***** Extracted records *****

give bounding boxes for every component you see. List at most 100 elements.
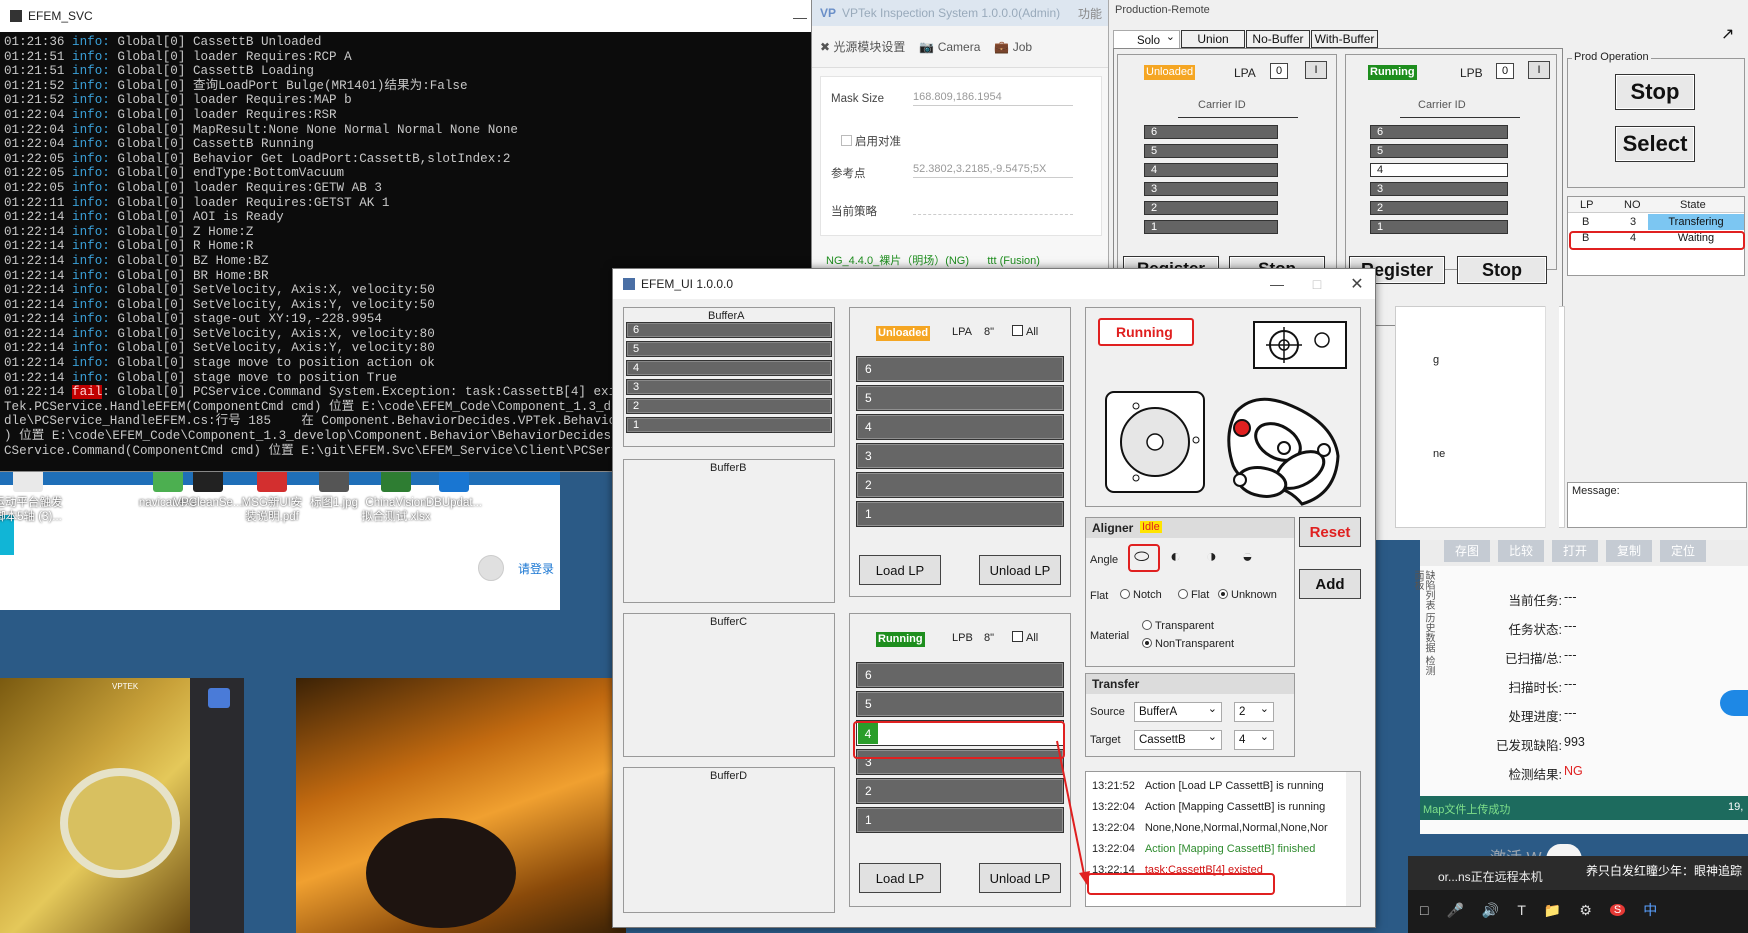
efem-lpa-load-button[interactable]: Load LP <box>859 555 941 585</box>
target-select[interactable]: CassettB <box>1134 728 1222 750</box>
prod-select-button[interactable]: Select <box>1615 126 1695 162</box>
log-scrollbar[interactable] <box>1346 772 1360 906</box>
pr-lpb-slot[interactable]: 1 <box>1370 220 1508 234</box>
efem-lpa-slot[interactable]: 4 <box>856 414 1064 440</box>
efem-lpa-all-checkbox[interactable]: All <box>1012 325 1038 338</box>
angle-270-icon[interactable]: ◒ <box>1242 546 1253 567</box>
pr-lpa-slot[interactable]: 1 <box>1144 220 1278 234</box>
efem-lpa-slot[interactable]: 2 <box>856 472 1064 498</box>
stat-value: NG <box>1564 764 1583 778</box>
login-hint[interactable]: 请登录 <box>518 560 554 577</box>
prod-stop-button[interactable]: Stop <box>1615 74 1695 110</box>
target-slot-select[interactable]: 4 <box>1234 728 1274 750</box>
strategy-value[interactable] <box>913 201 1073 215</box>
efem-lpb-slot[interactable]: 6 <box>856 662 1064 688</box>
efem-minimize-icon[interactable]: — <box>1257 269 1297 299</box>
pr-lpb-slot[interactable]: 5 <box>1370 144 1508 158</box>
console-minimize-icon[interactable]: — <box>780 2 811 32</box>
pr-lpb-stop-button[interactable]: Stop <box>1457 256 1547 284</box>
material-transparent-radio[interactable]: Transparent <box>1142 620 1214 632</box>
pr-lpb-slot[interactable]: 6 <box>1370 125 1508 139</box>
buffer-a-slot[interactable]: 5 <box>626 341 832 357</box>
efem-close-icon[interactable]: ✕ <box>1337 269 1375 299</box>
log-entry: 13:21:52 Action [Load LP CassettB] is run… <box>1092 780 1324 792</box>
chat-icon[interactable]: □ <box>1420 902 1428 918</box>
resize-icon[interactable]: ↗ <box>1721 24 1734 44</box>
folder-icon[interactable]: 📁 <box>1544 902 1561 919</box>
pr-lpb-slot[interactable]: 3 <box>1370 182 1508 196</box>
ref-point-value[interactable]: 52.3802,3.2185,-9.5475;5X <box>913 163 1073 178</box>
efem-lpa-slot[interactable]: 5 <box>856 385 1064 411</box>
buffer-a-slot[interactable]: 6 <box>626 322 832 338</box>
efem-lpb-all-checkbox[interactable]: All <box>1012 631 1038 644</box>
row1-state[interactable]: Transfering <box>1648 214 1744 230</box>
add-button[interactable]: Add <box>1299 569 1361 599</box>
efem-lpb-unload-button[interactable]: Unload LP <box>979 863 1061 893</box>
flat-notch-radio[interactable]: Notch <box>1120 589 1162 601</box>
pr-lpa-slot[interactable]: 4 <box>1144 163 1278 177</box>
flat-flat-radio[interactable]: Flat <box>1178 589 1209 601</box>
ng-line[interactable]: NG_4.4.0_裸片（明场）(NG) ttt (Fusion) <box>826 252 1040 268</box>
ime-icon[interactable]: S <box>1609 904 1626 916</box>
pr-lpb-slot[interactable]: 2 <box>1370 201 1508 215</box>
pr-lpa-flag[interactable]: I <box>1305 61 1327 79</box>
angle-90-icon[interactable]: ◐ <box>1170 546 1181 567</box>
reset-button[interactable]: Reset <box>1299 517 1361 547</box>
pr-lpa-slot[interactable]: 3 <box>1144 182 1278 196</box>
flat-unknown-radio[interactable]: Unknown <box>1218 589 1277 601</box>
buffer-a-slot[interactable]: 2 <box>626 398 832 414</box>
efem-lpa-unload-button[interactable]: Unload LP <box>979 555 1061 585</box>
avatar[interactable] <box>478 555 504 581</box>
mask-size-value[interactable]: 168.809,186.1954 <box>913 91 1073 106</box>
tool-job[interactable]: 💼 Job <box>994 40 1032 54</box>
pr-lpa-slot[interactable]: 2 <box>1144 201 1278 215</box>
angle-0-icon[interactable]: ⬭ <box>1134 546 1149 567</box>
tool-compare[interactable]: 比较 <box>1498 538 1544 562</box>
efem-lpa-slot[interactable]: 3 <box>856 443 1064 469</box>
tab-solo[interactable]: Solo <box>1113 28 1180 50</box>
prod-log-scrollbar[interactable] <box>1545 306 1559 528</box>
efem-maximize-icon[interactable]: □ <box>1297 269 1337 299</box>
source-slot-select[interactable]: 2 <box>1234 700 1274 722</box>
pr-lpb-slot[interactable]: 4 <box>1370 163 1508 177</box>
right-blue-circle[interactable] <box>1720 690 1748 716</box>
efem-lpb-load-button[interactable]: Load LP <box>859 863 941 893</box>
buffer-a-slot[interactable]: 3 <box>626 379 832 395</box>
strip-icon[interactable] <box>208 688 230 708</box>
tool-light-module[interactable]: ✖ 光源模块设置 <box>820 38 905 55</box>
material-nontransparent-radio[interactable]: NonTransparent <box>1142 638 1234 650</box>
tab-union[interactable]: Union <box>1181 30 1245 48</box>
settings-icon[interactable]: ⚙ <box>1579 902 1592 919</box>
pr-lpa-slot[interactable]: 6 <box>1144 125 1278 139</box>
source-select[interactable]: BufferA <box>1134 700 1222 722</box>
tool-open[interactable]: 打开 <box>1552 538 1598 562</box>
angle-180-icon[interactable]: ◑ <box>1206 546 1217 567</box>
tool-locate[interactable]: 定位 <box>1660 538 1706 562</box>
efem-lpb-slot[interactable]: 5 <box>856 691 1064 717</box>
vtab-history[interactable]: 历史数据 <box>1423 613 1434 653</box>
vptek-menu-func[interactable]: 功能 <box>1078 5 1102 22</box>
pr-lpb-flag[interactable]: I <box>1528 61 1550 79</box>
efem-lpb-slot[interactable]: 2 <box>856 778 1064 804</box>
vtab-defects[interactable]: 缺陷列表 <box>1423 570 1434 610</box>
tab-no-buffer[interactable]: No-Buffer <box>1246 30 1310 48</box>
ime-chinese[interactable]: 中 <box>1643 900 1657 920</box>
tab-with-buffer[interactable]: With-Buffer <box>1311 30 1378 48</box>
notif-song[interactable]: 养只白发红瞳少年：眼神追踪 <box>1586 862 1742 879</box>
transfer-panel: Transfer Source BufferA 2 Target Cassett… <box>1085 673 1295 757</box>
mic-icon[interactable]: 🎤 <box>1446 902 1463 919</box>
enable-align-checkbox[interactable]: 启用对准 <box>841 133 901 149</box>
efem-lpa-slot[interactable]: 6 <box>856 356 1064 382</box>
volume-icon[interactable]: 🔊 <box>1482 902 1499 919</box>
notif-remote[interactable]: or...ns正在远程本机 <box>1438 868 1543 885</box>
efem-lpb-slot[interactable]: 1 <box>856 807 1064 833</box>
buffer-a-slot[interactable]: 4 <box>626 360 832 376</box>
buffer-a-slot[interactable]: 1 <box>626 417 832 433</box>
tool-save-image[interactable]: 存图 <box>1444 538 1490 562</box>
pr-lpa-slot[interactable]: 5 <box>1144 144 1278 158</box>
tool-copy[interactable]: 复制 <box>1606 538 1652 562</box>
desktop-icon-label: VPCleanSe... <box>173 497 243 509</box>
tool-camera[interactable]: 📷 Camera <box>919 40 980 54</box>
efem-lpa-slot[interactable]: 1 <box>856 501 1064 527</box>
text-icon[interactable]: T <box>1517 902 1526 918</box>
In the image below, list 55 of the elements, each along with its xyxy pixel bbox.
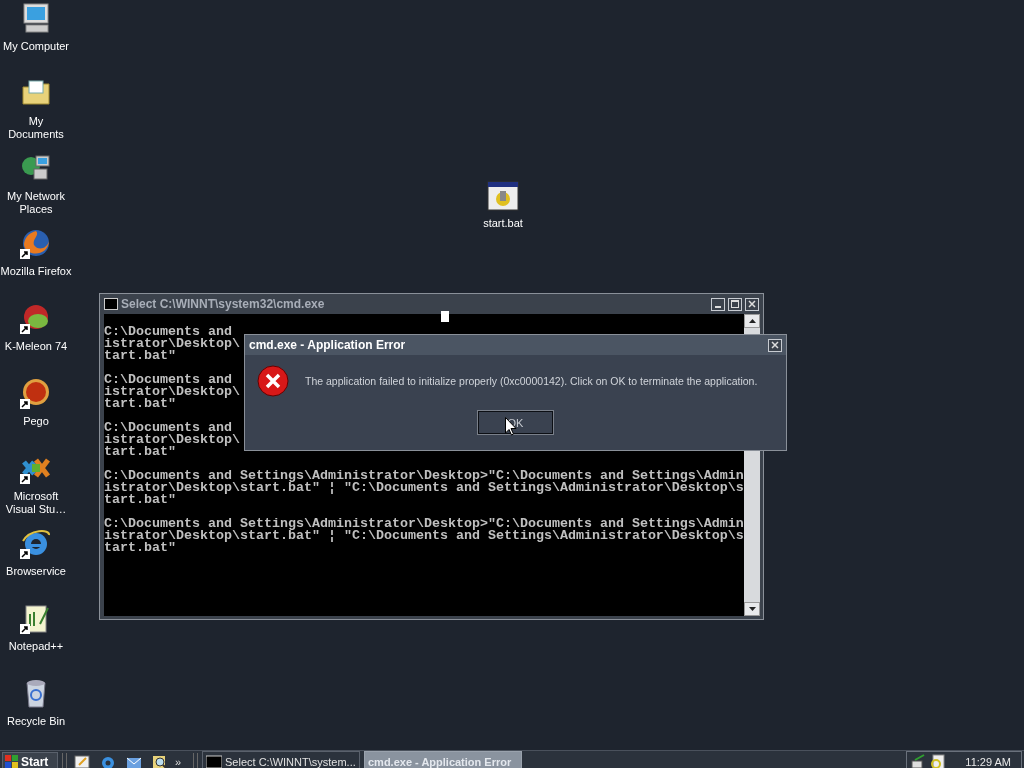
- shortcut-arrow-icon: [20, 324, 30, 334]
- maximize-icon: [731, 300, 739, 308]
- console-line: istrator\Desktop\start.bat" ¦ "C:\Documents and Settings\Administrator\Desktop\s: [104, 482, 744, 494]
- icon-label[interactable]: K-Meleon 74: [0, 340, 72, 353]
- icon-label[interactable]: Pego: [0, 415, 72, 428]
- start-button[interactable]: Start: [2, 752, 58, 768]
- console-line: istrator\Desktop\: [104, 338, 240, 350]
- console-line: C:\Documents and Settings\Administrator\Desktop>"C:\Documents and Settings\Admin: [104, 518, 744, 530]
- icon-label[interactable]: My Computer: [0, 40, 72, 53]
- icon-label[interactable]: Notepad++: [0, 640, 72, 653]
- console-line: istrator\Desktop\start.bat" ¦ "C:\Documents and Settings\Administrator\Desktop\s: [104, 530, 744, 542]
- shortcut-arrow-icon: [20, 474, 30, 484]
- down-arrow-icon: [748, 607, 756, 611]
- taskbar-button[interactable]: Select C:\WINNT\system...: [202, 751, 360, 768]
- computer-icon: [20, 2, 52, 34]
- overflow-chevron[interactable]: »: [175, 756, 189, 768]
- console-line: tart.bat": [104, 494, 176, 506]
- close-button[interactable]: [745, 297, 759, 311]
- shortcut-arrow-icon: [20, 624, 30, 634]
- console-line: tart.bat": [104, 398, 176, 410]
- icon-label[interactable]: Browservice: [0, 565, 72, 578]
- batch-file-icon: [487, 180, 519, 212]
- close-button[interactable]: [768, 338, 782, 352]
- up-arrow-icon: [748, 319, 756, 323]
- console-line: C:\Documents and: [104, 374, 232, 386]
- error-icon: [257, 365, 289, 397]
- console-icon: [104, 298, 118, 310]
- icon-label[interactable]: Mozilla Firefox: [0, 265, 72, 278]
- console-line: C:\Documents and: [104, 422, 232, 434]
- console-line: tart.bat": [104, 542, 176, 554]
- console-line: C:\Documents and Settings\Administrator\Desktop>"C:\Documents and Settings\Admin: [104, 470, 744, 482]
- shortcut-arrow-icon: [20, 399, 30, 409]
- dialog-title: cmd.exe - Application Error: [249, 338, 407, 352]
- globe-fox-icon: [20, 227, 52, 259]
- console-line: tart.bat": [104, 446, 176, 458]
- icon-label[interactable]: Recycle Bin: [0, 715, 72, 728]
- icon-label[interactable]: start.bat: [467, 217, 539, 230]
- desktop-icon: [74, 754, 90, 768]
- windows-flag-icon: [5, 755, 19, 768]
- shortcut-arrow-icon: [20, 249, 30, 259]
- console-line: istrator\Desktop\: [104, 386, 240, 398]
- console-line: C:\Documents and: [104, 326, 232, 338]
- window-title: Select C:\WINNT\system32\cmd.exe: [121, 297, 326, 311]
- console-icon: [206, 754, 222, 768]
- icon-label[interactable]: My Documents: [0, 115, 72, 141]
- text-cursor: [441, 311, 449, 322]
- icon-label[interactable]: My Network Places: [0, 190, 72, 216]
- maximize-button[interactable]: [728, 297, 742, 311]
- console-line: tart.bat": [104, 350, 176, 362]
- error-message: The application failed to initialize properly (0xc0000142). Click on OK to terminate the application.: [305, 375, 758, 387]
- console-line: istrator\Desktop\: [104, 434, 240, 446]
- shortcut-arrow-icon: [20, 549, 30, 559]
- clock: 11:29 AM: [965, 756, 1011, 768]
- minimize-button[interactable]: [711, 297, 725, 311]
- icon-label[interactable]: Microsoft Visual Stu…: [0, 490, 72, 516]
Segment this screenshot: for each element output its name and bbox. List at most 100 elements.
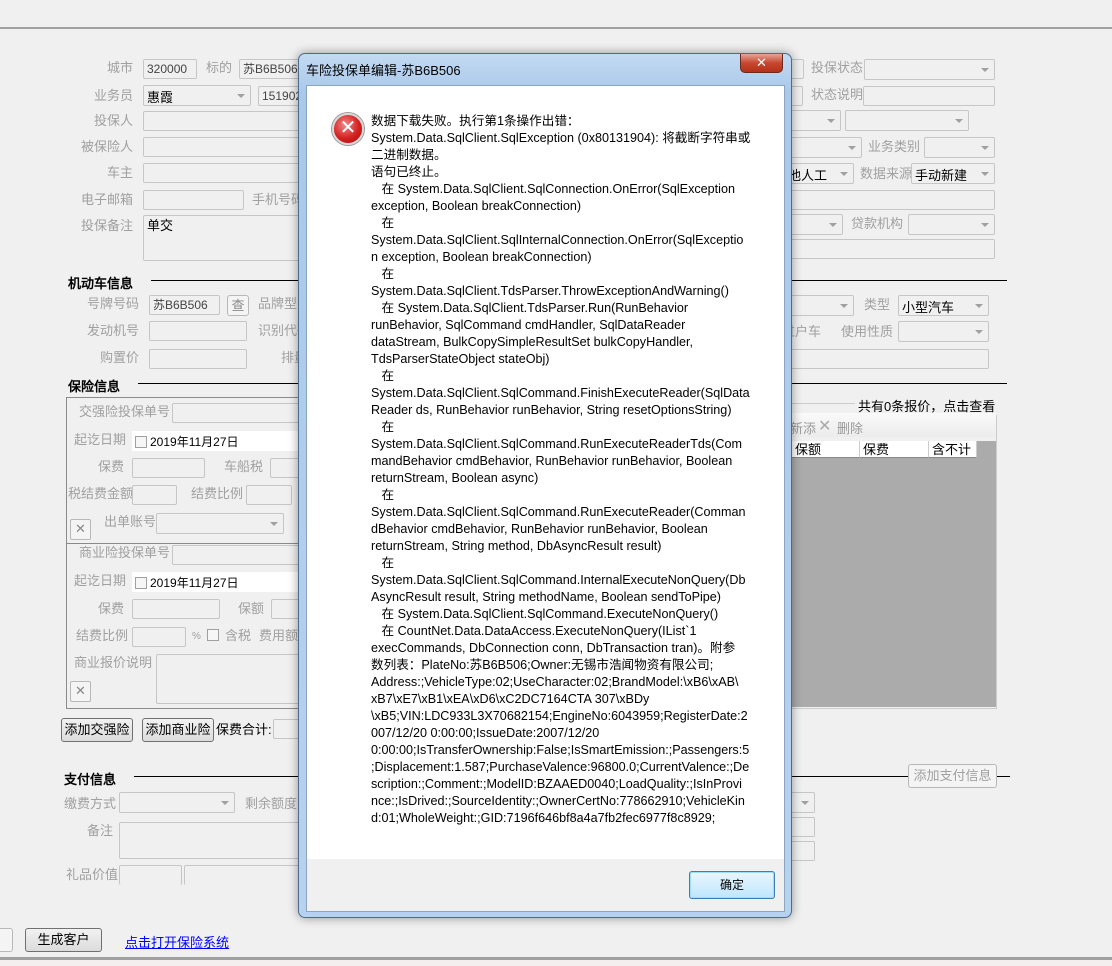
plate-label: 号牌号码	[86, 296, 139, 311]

*****

**Required work:**
Put everything from the line containing "efem-lpa-load-button[interactable]: Load LP" down to the line containing "pr-lpa-slot[interactable]: 1 <box>1144" into a numbered list, leaving out blank lines.

**Response for this exercise:**
1. efem-lpa-load-button[interactable]: Load LP <box>859 555 941 585</box>
2. target-select[interactable]: CassettB <box>1134 728 1222 750</box>
3. prod-select-button[interactable]: Select <box>1615 126 1695 162</box>
4. log-scrollbar[interactable] <box>1346 772 1360 906</box>
5. pr-lpb-slot[interactable]: 1 <box>1370 220 1508 234</box>
6. efem-lpa-slot[interactable]: 4 <box>856 414 1064 440</box>
7. efem-lpa-all-checkbox[interactable]: All <box>1012 325 1038 338</box>
8. angle-270-icon[interactable]: ◒ <box>1242 546 1253 567</box>
9. pr-lpa-slot[interactable]: 1 <box>1144 220 1278 234</box>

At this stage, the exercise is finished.